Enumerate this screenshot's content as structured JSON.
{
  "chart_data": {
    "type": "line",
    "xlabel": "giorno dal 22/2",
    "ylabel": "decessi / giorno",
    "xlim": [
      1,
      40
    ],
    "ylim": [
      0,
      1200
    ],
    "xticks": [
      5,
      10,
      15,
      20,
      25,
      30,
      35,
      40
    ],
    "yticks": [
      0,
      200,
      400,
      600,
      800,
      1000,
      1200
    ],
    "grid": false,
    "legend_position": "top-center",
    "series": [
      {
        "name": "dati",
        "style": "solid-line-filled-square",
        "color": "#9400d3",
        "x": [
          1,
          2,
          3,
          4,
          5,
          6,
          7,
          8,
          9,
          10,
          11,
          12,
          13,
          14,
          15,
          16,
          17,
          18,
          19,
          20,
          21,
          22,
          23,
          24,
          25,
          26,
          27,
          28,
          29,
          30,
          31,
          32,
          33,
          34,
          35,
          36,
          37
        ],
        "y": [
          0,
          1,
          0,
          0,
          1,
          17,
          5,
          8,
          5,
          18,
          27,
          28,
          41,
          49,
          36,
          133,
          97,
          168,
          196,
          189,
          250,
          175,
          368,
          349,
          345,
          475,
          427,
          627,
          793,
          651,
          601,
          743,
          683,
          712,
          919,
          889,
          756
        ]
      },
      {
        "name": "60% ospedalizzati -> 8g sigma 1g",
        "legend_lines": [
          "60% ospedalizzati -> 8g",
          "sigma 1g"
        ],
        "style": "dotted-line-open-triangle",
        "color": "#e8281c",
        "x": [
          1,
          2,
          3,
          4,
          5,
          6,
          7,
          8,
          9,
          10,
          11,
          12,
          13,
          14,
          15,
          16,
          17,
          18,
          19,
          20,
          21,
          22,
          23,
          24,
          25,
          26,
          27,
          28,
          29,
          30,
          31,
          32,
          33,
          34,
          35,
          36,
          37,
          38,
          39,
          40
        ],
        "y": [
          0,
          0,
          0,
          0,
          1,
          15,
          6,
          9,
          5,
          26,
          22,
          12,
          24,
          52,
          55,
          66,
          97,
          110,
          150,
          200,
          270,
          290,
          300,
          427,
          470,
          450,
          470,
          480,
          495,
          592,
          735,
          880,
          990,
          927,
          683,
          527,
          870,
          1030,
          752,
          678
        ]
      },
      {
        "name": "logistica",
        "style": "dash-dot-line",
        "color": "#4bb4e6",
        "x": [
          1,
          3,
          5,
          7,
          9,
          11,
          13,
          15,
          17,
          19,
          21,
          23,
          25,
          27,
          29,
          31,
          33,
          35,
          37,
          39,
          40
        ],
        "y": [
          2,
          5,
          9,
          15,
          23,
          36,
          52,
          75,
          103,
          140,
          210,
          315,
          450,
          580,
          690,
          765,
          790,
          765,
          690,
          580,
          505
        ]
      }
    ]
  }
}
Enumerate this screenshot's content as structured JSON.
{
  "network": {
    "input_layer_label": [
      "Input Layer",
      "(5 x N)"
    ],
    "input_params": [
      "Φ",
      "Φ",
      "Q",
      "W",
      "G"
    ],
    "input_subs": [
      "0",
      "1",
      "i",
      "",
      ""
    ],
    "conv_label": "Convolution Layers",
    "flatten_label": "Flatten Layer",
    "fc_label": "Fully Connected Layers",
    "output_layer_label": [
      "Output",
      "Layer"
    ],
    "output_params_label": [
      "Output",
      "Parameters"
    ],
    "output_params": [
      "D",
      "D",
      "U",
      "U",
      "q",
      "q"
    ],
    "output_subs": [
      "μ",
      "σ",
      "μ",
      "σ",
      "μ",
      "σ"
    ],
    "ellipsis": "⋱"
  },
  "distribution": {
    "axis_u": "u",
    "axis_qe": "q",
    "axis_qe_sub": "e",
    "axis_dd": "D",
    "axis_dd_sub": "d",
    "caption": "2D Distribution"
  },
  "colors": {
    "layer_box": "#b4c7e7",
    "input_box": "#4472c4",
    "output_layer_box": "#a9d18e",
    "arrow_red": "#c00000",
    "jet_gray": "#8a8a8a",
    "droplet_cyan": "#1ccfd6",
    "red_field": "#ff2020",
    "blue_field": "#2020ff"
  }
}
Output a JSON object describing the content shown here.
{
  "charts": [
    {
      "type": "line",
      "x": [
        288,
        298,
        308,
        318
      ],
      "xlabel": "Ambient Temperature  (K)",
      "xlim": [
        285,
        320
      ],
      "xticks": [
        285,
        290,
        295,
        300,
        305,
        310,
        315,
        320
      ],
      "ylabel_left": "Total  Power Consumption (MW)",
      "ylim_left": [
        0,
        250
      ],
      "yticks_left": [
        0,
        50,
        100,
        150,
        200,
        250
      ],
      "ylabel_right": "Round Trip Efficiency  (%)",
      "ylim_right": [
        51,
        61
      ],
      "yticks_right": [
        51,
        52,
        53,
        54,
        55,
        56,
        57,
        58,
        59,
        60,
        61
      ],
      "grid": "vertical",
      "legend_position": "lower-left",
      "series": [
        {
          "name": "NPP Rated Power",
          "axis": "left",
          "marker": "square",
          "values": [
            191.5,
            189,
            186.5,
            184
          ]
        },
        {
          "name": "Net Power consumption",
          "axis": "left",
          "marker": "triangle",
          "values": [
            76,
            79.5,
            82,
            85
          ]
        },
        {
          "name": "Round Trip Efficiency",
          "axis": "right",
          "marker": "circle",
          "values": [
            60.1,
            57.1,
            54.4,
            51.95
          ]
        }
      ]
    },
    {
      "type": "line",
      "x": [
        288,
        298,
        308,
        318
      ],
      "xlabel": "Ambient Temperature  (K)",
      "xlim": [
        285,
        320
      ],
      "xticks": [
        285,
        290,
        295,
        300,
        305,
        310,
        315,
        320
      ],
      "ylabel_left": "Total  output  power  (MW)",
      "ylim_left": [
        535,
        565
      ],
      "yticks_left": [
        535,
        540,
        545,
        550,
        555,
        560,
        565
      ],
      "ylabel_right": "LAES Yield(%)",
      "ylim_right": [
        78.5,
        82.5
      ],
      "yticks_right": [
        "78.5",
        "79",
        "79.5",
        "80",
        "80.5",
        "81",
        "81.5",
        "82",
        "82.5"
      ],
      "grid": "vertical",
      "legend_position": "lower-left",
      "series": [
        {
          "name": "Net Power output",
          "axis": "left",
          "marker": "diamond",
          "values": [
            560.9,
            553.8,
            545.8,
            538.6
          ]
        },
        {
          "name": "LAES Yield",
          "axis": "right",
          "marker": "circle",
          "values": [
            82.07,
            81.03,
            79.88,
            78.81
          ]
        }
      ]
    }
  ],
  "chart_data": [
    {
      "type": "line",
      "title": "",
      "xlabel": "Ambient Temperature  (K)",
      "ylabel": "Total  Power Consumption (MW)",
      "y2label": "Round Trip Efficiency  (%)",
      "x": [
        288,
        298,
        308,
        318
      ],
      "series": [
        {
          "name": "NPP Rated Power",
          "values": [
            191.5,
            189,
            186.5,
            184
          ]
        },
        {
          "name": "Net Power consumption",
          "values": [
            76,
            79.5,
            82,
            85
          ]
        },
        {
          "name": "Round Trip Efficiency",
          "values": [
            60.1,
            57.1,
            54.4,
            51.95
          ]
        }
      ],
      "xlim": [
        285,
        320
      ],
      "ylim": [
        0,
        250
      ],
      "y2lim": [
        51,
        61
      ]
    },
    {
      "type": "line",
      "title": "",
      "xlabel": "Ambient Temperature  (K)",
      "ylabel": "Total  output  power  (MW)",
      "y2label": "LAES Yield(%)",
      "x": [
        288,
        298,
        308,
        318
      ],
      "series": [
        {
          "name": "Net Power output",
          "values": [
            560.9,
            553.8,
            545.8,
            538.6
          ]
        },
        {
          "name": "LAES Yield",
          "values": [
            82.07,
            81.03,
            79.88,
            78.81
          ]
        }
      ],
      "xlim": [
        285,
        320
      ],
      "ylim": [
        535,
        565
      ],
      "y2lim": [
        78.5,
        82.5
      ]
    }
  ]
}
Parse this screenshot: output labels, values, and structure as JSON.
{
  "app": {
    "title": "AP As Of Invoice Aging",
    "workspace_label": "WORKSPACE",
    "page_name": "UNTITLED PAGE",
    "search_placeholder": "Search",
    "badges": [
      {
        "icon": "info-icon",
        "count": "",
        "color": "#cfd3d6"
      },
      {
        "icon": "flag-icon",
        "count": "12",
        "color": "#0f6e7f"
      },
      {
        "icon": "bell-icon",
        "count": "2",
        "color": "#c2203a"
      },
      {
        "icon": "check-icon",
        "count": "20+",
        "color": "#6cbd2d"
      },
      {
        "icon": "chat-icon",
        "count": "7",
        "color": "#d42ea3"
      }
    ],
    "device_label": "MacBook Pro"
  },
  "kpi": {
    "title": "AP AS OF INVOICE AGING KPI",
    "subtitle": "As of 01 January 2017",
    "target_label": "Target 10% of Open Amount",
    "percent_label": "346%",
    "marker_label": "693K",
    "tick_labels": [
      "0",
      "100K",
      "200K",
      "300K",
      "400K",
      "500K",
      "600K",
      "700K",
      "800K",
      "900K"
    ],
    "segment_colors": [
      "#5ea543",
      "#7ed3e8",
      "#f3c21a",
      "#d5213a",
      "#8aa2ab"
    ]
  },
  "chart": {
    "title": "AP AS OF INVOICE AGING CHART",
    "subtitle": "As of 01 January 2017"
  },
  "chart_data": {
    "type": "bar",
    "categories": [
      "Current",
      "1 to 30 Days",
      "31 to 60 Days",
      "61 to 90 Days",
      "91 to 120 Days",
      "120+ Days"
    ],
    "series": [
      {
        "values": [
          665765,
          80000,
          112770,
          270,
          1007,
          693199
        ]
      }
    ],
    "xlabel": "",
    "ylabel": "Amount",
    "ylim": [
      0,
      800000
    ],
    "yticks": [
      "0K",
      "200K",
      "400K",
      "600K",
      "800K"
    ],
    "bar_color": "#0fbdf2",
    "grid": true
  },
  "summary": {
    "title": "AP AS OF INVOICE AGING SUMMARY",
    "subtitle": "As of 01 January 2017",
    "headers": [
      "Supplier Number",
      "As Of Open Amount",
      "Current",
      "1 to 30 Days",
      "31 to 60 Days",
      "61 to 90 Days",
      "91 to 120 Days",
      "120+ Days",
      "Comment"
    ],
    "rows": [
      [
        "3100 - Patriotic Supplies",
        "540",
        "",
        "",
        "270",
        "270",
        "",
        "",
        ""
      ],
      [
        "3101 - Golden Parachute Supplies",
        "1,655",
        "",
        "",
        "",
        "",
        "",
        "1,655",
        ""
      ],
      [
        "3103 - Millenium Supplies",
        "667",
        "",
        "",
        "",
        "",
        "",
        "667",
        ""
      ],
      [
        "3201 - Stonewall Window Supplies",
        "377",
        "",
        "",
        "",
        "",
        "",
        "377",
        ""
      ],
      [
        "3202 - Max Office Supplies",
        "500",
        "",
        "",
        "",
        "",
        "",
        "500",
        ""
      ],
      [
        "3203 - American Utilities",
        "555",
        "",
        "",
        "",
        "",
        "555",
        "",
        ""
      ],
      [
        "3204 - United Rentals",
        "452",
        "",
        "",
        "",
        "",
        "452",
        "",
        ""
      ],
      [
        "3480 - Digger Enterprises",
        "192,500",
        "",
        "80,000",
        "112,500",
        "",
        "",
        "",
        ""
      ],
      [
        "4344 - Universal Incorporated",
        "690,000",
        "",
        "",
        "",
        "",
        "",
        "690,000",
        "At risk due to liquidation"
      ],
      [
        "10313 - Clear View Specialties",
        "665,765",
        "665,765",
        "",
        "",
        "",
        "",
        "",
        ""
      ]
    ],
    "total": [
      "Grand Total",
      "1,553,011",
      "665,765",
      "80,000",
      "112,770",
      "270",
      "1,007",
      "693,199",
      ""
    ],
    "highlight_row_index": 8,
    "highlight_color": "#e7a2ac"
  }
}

-----

### Your task
Check each line above for "Yield" and return the ones that have it.

### Correct response
      "ylabel_right": "LAES Yield(%)",
          "name": "LAES Yield",
      "y2label": "LAES Yield(%)",
          "name": "LAES Yield",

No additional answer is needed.